++++ Exercise materials

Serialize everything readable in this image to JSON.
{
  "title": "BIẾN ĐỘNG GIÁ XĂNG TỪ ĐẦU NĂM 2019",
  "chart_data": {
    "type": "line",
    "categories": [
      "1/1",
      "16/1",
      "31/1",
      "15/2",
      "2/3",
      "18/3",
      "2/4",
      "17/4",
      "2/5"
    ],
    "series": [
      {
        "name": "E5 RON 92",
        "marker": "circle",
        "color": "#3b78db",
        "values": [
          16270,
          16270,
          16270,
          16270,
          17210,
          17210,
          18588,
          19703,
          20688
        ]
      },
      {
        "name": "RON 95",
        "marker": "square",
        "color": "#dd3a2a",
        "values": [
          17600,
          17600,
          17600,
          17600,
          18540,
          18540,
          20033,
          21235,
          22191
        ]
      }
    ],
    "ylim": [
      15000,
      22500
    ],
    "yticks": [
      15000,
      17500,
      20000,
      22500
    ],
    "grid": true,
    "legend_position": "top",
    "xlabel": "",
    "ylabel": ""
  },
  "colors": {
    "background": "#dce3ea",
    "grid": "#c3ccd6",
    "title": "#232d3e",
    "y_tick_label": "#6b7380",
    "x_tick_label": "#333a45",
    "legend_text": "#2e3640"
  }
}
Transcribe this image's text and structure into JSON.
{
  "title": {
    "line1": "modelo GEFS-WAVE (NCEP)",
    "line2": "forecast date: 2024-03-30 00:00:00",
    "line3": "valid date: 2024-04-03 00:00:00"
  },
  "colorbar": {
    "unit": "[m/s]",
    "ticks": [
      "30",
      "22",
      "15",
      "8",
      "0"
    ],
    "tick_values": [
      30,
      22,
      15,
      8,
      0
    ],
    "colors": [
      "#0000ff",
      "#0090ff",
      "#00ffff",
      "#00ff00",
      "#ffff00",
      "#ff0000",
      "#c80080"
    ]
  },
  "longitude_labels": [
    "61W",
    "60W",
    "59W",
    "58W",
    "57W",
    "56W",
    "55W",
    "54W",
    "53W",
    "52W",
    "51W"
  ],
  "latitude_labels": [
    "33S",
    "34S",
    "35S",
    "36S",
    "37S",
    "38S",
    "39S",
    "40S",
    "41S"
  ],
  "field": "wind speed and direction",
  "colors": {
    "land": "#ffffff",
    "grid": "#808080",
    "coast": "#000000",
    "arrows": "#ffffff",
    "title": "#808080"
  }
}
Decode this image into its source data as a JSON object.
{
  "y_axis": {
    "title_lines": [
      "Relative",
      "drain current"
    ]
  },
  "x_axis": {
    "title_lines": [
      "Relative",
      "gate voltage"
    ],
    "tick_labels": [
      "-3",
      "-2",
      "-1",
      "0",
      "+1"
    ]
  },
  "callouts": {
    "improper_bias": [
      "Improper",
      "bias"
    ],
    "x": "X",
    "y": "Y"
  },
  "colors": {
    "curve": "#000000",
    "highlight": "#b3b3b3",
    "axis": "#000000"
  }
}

++++++++

» Goal
Repeat every line of the data, exactly and in full.

» Answer
Serialize everything readable in this image to JSON.
{
  "title": "BIẾN ĐỘNG GIÁ XĂNG TỪ ĐẦU NĂM 2019",
  "chart_data": {
    "type": "line",
    "categories": [
      "1/1",
      "16/1",
      "31/1",
      "15/2",
      "2/3",
      "18/3",
      "2/4",
      "17/4",
      "2/5"
    ],
    "series": [
      {
        "name": "E5 RON 92",
        "marker": "circle",
        "color": "#3b78db",
        "values": [
          16270,
          16270,
          16270,
          16270,
          17210,
          17210,
          18588,
          19703,
          20688
        ]
      },
      {
        "name": "RON 95",
        "marker": "square",
        "color": "#dd3a2a",
        "values": [
          17600,
          17600,
          17600,
          17600,
          18540,
          18540,
          20033,
          21235,
          22191
        ]
      }
    ],
    "ylim": [
      15000,
      22500
    ],
    "yticks": [
      15000,
      17500,
      20000,
      22500
    ],
    "grid": true,
    "legend_position": "top",
    "xlabel": "",
    "ylabel": ""
  },
  "colors": {
    "background": "#dce3ea",
    "grid": "#c3ccd6",
    "title": "#232d3e",
    "y_tick_label": "#6b7380",
    "x_tick_label": "#333a45",
    "legend_text": "#2e3640"
  }
}
Transcribe this image's text and structure into JSON.
{
  "title": {
    "line1": "modelo GEFS-WAVE (NCEP)",
    "line2": "forecast date: 2024-03-30 00:00:00",
    "line3": "valid date: 2024-04-03 00:00:00"
  },
  "colorbar": {
    "unit": "[m/s]",
    "ticks": [
      "30",
      "22",
      "15",
      "8",
      "0"
    ],
    "tick_values": [
      30,
      22,
      15,
      8,
      0
    ],
    "colors": [
      "#0000ff",
      "#0090ff",
      "#00ffff",
      "#00ff00",
      "#ffff00",
      "#ff0000",
      "#c80080"
    ]
  },
  "longitude_labels": [
    "61W",
    "60W",
    "59W",
    "58W",
    "57W",
    "56W",
    "55W",
    "54W",
    "53W",
    "52W",
    "51W"
  ],
  "latitude_labels": [
    "33S",
    "34S",
    "35S",
    "36S",
    "37S",
    "38S",
    "39S",
    "40S",
    "41S"
  ],
  "field": "wind speed and direction",
  "colors": {
    "land": "#ffffff",
    "grid": "#808080",
    "coast": "#000000",
    "arrows": "#ffffff",
    "title": "#808080"
  }
}
Decode this image into its source data as a JSON object.
{
  "y_axis": {
    "title_lines": [
      "Relative",
      "drain current"
    ]
  },
  "x_axis": {
    "title_lines": [
      "Relative",
      "gate voltage"
    ],
    "tick_labels": [
      "-3",
      "-2",
      "-1",
      "0",
      "+1"
    ]
  },
  "callouts": {
    "improper_bias": [
      "Improper",
      "bias"
    ],
    "x": "X",
    "y": "Y"
  },
  "colors": {
    "curve": "#000000",
    "highlight": "#b3b3b3",
    "axis": "#000000"
  }
}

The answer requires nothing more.